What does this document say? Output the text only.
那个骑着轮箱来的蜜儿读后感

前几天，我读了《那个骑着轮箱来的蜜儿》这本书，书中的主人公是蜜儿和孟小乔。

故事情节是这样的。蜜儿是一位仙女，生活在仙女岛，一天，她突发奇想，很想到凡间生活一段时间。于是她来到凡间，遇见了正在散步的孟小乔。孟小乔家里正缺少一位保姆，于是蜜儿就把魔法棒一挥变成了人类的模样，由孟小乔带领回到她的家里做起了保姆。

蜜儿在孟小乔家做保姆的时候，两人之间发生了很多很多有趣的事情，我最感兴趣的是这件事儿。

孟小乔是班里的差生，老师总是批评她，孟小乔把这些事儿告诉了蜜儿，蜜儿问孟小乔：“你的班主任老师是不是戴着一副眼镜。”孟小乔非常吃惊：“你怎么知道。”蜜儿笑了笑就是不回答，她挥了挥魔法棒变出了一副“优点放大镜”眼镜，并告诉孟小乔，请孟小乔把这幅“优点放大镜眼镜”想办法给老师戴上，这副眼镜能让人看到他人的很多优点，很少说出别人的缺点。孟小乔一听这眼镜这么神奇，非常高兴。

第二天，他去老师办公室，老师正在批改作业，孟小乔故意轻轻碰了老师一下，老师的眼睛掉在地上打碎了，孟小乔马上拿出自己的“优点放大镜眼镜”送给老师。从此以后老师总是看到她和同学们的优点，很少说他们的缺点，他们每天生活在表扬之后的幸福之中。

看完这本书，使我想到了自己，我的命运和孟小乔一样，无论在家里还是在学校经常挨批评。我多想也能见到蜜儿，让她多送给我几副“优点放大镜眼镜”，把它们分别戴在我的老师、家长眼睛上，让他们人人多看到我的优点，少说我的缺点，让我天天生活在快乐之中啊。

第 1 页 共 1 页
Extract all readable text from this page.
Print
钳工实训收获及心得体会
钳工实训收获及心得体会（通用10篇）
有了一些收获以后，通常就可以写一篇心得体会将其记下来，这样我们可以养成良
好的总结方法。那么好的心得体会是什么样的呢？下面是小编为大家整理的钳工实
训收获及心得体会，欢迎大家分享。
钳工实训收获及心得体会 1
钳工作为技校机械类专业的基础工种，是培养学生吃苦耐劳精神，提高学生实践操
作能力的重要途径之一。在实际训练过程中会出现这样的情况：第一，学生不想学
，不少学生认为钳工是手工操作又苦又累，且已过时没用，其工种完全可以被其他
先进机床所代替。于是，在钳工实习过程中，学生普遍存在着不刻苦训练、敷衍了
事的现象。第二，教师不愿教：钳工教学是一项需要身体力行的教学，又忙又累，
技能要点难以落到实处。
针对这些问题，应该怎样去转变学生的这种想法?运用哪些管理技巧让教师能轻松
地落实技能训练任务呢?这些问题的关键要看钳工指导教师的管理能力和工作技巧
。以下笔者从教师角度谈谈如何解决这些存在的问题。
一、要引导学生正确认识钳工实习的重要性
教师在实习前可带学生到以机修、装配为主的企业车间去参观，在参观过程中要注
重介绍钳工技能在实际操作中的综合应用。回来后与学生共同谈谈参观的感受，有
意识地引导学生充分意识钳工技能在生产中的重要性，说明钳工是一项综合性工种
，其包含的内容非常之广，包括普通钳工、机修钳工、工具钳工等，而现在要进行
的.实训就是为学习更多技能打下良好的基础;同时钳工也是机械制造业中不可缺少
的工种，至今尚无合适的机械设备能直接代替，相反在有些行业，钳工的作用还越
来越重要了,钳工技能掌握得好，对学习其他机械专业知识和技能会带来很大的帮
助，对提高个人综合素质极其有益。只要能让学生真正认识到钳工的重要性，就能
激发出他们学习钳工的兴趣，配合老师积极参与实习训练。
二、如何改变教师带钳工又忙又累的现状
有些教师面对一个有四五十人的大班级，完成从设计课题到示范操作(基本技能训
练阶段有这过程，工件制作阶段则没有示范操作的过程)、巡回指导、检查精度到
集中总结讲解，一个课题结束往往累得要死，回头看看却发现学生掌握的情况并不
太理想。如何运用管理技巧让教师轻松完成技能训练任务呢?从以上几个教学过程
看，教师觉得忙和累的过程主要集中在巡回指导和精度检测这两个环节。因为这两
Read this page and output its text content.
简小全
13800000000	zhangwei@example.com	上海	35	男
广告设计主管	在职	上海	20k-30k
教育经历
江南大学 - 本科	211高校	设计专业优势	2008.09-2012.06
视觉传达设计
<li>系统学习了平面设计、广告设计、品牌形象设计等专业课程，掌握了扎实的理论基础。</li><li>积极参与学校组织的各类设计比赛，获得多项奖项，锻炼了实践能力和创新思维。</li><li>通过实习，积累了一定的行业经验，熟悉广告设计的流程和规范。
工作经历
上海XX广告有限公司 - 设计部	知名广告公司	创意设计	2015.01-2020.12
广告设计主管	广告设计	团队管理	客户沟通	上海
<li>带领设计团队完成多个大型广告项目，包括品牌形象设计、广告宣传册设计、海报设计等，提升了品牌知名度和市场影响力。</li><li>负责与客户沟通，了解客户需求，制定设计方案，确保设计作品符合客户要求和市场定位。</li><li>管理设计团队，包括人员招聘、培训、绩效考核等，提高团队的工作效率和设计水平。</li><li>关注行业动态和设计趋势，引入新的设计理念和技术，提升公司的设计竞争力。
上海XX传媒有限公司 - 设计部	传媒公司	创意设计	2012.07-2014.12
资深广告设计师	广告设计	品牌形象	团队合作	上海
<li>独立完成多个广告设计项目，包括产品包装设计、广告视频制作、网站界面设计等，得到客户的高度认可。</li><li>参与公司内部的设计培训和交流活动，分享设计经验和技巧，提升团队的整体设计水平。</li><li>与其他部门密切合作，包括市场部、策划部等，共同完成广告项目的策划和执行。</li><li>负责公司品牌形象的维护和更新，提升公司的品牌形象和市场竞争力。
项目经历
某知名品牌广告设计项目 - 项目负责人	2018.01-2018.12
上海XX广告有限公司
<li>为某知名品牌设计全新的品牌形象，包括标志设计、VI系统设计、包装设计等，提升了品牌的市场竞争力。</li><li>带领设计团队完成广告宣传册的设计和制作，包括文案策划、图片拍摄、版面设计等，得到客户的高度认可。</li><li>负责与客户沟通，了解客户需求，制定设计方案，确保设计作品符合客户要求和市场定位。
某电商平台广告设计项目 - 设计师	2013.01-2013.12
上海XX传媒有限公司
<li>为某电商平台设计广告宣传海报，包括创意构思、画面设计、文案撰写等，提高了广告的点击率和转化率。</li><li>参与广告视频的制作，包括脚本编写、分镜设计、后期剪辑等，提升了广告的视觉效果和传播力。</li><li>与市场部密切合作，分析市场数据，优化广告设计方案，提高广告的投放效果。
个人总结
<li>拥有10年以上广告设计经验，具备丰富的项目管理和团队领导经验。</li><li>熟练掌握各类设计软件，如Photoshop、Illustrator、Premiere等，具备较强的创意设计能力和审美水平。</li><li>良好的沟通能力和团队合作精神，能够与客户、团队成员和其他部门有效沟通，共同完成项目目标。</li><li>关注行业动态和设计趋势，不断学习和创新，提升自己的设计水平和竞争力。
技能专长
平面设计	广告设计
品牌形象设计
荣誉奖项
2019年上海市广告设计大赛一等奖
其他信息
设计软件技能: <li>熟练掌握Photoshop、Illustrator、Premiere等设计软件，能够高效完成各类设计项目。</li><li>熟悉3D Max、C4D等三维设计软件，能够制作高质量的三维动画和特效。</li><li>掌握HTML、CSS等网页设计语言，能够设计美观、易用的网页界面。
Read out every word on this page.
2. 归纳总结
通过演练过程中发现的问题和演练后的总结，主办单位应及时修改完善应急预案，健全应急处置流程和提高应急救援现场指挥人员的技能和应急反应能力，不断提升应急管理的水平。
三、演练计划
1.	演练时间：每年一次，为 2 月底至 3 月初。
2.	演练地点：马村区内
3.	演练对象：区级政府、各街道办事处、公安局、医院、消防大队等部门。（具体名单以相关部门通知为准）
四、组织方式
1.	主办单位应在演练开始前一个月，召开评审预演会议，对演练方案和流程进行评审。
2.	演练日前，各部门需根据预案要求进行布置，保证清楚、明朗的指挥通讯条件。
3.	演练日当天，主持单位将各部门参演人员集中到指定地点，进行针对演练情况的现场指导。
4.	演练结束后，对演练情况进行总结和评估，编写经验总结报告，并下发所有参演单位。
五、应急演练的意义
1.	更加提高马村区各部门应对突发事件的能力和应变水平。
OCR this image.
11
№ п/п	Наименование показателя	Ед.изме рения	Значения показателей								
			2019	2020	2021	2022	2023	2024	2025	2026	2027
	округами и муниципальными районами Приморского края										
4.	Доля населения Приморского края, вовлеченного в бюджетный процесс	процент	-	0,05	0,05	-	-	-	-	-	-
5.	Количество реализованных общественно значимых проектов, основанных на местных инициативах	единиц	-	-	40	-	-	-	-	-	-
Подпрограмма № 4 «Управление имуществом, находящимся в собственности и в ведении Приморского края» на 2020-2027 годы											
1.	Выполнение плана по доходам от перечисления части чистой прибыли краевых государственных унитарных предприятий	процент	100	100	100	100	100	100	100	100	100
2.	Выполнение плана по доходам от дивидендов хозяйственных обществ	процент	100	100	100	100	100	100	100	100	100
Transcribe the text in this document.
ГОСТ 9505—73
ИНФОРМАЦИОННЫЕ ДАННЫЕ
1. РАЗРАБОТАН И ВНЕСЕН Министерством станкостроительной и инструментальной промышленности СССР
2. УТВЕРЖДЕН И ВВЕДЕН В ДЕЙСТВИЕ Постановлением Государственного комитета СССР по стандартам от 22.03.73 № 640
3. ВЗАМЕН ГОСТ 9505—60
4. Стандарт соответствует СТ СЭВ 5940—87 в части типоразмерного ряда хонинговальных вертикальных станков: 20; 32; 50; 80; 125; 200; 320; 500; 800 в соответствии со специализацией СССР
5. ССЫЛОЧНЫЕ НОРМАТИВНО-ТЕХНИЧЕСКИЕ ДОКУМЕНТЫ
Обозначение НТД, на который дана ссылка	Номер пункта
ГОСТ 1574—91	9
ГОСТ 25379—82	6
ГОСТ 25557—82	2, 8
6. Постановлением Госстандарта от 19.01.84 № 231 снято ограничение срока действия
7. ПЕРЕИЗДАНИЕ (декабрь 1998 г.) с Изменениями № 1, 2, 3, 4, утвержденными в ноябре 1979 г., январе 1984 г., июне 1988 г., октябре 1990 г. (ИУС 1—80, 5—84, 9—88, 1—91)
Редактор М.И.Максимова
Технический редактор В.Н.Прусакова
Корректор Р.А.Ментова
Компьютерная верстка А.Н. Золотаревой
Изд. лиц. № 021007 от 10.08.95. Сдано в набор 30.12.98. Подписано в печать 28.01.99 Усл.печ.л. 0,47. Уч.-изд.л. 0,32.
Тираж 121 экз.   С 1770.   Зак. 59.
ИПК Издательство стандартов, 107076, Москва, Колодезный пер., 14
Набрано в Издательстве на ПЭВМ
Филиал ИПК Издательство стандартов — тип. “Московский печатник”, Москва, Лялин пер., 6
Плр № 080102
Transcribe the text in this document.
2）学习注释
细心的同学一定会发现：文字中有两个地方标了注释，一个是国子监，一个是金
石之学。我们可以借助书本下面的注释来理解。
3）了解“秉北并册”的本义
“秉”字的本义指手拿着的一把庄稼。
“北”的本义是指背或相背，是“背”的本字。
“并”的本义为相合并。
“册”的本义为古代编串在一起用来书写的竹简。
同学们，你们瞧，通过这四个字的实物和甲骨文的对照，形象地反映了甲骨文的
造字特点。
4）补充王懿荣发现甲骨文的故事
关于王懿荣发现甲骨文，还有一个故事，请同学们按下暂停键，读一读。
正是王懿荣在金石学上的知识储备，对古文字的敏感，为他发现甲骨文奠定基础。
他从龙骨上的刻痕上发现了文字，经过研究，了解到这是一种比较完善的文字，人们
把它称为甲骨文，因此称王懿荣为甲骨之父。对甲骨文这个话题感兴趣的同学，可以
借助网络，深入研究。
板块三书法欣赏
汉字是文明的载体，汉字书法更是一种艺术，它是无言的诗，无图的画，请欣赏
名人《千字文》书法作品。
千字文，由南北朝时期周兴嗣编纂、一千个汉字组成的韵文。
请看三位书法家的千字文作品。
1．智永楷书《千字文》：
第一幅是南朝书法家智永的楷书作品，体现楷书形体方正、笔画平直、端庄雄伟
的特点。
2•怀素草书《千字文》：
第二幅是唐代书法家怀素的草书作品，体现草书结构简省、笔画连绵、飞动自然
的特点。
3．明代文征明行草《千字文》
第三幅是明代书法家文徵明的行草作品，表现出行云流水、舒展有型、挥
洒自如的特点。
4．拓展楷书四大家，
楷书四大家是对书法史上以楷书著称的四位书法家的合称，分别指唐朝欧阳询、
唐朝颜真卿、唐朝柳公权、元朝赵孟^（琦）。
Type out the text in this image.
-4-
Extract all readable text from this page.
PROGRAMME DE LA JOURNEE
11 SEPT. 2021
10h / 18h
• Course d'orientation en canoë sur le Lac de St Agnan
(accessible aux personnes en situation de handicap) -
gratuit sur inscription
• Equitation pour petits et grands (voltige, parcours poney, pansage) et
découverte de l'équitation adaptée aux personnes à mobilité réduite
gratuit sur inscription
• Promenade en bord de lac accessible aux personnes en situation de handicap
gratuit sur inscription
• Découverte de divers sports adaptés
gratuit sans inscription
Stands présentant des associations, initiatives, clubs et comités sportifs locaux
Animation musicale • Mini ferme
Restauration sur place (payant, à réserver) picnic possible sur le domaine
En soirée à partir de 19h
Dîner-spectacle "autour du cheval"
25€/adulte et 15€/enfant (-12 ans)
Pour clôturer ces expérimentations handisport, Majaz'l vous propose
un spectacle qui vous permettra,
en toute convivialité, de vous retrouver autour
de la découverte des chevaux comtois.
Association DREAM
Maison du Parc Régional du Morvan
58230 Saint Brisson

[REQUIRED WORK] Reply with only the number of lines in the material above where the string "上海XX传媒有限公司" appears.

[TASK OUTPUT] 2